### SHORT PROBLEM
Count how many lines of the material hold "approfondie". Respond with that number alone.

--- Start of EXERCISE INPUTS ---

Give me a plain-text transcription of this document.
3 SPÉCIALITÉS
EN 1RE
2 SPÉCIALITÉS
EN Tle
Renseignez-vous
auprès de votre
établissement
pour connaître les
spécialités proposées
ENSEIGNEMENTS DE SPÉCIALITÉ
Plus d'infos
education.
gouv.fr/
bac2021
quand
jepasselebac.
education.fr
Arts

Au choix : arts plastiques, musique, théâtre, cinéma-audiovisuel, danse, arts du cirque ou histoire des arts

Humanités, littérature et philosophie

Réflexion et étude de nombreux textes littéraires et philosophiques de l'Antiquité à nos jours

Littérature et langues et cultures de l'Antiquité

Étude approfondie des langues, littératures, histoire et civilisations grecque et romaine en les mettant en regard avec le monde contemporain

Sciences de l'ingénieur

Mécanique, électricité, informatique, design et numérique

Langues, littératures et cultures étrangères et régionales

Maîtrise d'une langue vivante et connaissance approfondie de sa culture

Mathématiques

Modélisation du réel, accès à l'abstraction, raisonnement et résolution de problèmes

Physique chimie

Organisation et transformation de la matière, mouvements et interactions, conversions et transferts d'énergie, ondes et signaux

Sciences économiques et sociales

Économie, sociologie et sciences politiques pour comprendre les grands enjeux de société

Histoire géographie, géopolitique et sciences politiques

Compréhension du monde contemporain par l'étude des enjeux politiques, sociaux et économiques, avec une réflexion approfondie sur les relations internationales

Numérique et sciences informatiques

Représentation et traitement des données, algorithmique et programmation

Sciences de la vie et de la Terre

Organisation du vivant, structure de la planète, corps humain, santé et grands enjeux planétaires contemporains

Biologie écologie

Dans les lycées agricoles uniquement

--- End of EXERCISE INPUTS ---

### TASK RESULT
3